"""

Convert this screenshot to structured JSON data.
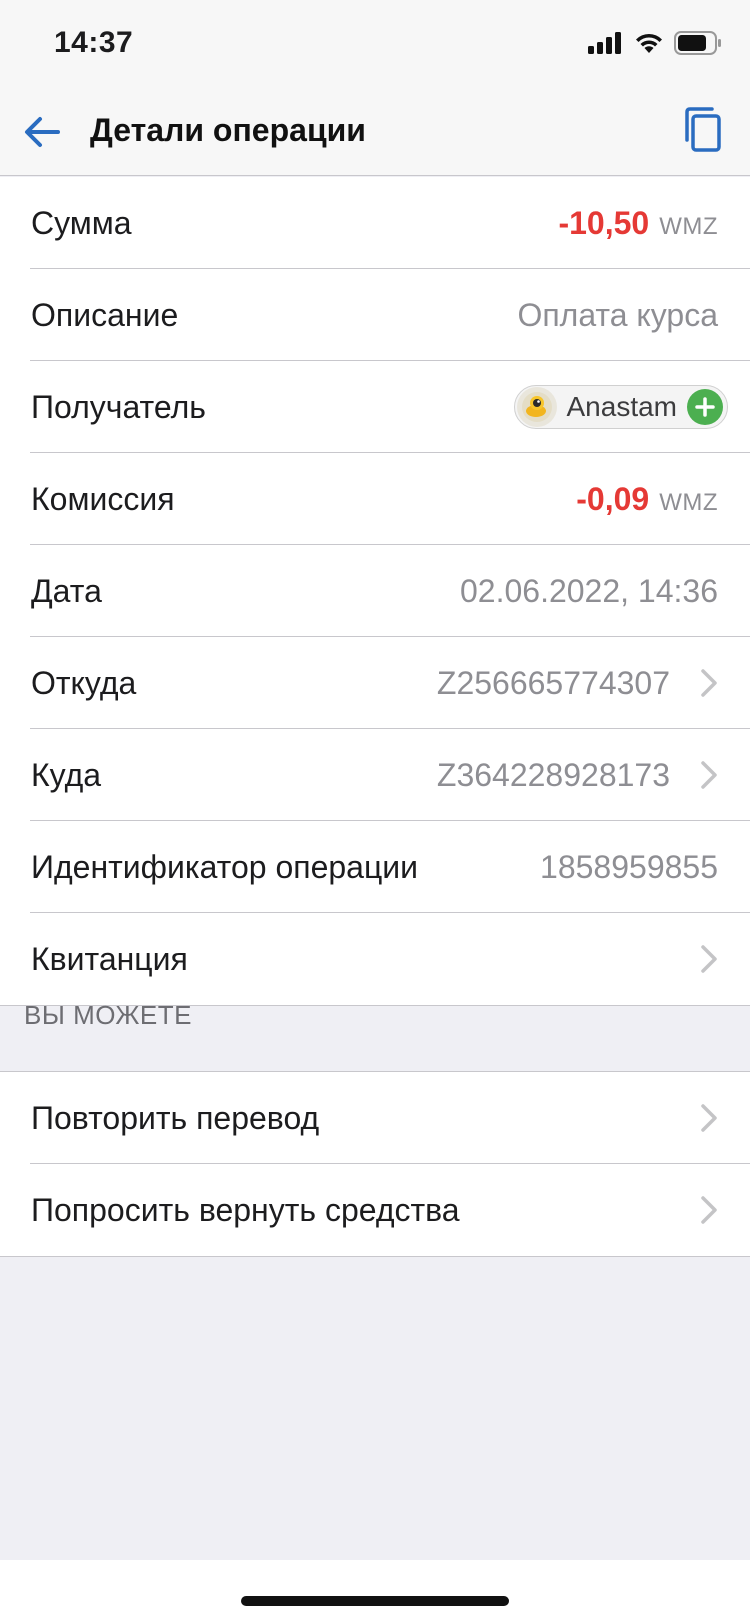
{
  "status_bar": {
    "time": "14:37"
  },
  "navbar": {
    "title": "Детали операции"
  },
  "details": {
    "amount": {
      "label": "Сумма",
      "value": "-10,50",
      "currency": "WMZ"
    },
    "description": {
      "label": "Описание",
      "value": "Оплата курса"
    },
    "recipient": {
      "label": "Получатель",
      "name": "Anastam"
    },
    "fee": {
      "label": "Комиссия",
      "value": "-0,09",
      "currency": "WMZ"
    },
    "date": {
      "label": "Дата",
      "value": "02.06.2022, 14:36"
    },
    "from": {
      "label": "Откуда",
      "value": "Z256665774307"
    },
    "to": {
      "label": "Куда",
      "value": "Z364228928173"
    },
    "operation_id": {
      "label": "Идентификатор операции",
      "value": "1858959855"
    },
    "receipt": {
      "label": "Квитанция"
    }
  },
  "actions": {
    "header": "ВЫ МОЖЕТЕ",
    "repeat": "Повторить перевод",
    "refund": "Попросить вернуть средства"
  },
  "colors": {
    "accent": "#2a6cc0",
    "negative": "#e53935",
    "secondary_text": "#8e8e93",
    "add_green": "#4caf50"
  },
  "icons": {
    "back": "arrow-left-icon",
    "copy": "copy-icon",
    "chevron": "chevron-right-icon",
    "add": "plus-circle-icon",
    "avatar": "webmoney-avatar-icon"
  }
}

"""

» TASK DIRECTIONS
Write out the listing word for word, omitting the pictures it holds.

» OUTPUT FOR THIS TASK
Convert this screenshot to structured JSON data.
{
  "status_bar": {
    "time": "14:37"
  },
  "navbar": {
    "title": "Детали операции"
  },
  "details": {
    "amount": {
      "label": "Сумма",
      "value": "-10,50",
      "currency": "WMZ"
    },
    "description": {
      "label": "Описание",
      "value": "Оплата курса"
    },
    "recipient": {
      "label": "Получатель",
      "name": "Anastam"
    },
    "fee": {
      "label": "Комиссия",
      "value": "-0,09",
      "currency": "WMZ"
    },
    "date": {
      "label": "Дата",
      "value": "02.06.2022, 14:36"
    },
    "from": {
      "label": "Откуда",
      "value": "Z256665774307"
    },
    "to": {
      "label": "Куда",
      "value": "Z364228928173"
    },
    "operation_id": {
      "label": "Идентификатор операции",
      "value": "1858959855"
    },
    "receipt": {
      "label": "Квитанция"
    }
  },
  "actions": {
    "header": "ВЫ МОЖЕТЕ",
    "repeat": "Повторить перевод",
    "refund": "Попросить вернуть средства"
  },
  "colors": {
    "accent": "#2a6cc0",
    "negative": "#e53935",
    "secondary_text": "#8e8e93",
    "add_green": "#4caf50"
  },
  "icons": {
    "back": "arrow-left-icon",
    "copy": "copy-icon",
    "chevron": "chevron-right-icon",
    "add": "plus-circle-icon",
    "avatar": "webmoney-avatar-icon"
  }
}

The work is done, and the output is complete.